* **DATASET EXTRACT**
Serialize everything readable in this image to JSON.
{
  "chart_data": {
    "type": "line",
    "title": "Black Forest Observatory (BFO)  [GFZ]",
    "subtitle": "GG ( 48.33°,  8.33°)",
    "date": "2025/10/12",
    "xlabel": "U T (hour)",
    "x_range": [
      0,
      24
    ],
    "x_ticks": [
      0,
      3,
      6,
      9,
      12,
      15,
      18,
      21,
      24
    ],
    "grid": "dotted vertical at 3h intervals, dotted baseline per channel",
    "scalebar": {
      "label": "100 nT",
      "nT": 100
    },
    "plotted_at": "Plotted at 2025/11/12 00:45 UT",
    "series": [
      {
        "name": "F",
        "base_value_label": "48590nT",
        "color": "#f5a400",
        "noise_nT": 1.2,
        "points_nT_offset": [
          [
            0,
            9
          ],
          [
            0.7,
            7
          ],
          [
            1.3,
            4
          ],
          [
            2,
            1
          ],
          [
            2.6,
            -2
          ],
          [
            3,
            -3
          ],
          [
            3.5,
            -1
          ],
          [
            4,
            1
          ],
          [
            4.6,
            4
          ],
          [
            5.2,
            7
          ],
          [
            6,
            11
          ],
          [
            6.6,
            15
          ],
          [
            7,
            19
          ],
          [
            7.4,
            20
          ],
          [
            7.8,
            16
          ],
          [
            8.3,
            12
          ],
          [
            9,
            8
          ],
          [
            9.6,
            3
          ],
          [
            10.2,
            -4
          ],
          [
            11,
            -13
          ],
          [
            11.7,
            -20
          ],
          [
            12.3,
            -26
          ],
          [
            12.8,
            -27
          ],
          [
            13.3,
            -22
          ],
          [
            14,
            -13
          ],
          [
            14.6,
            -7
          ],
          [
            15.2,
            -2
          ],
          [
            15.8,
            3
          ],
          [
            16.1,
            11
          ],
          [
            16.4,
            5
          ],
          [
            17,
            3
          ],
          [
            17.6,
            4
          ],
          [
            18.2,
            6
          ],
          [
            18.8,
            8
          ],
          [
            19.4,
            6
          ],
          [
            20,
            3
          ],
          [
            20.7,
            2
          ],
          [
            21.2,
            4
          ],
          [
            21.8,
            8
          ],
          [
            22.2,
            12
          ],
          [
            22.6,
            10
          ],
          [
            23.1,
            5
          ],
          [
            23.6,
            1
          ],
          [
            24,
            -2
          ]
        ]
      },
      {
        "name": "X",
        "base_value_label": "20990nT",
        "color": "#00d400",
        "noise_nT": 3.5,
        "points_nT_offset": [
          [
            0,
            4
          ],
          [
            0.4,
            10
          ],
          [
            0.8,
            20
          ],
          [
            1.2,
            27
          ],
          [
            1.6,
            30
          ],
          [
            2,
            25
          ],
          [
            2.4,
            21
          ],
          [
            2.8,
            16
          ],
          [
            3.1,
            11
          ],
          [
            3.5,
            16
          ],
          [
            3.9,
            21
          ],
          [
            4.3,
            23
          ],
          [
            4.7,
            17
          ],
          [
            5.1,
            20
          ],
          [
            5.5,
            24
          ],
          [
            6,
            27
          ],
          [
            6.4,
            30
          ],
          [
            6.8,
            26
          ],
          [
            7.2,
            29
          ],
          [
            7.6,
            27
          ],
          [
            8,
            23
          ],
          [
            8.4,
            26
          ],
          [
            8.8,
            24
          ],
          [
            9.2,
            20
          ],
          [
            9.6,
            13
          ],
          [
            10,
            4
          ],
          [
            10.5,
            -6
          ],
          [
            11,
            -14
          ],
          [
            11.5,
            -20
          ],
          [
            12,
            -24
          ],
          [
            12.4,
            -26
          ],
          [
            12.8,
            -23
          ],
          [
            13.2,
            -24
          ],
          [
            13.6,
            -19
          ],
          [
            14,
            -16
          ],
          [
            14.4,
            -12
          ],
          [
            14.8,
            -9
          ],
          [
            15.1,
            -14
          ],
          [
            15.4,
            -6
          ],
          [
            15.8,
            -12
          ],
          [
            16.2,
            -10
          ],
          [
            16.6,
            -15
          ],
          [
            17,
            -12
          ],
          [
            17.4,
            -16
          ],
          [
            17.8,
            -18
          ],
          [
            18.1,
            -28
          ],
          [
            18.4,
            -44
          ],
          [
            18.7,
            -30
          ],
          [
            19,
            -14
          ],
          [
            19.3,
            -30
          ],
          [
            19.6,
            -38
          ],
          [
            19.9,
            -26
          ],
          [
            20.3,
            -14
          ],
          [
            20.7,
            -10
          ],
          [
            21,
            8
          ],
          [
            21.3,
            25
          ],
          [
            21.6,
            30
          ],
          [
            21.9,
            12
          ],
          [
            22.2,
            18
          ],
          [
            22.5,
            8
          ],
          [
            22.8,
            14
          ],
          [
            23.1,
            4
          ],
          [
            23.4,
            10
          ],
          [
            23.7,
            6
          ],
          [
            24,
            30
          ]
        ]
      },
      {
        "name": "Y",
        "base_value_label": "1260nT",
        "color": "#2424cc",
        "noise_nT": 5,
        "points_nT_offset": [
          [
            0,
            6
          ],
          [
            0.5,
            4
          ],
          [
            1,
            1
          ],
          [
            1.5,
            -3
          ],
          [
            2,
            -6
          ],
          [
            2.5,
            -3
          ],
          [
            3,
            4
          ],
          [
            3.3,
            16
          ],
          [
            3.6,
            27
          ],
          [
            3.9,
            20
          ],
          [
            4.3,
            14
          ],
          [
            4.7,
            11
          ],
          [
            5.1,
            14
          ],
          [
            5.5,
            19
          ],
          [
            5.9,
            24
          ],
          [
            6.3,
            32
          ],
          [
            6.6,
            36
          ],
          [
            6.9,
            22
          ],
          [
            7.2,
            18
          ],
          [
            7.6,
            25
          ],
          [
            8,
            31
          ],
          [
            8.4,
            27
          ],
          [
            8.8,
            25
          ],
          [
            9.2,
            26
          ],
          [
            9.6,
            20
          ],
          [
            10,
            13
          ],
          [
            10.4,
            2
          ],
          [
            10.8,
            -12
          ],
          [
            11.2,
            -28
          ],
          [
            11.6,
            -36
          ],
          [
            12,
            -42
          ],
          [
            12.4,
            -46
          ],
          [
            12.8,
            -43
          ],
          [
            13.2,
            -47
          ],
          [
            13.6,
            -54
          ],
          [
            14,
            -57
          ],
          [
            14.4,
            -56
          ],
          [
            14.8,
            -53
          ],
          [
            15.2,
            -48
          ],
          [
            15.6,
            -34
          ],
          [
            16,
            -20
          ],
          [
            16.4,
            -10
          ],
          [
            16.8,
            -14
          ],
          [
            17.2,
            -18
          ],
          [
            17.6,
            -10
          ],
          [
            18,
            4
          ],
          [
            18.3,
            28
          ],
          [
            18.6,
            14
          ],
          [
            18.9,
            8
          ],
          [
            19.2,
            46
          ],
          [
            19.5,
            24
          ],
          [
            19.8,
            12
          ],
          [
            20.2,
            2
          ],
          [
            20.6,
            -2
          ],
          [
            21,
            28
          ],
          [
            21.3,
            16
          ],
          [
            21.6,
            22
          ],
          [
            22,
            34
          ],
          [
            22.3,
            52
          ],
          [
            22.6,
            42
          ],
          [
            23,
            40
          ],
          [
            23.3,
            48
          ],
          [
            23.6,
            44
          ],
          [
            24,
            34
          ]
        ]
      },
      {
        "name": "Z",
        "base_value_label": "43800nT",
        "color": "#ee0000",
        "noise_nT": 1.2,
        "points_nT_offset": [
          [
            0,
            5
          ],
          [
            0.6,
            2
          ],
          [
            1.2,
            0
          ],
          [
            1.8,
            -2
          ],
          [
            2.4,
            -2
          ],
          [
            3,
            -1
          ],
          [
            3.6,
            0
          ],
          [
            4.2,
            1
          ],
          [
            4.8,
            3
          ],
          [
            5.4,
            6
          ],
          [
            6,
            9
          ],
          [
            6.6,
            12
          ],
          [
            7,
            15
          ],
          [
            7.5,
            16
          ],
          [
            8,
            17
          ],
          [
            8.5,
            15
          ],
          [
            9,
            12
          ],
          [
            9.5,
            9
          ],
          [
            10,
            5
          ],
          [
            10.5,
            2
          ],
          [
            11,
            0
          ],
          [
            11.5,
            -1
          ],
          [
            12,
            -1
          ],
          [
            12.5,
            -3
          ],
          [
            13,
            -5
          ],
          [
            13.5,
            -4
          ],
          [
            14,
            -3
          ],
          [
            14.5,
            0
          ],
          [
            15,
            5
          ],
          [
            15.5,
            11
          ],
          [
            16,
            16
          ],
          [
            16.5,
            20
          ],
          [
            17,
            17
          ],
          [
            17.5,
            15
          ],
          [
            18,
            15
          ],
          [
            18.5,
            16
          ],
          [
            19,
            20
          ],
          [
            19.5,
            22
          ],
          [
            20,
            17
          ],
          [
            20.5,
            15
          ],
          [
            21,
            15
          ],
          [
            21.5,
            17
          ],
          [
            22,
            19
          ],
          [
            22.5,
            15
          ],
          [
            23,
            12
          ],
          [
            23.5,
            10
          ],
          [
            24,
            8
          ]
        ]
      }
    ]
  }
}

* **STATED EXERCISE**
Set out every line from the material that contains the string "color".

* **SOLUTION TO THE PROBLEM**
        "color": "#f5a400",
        "color": "#00d400",
        "color": "#2424cc",
        "color": "#ee0000",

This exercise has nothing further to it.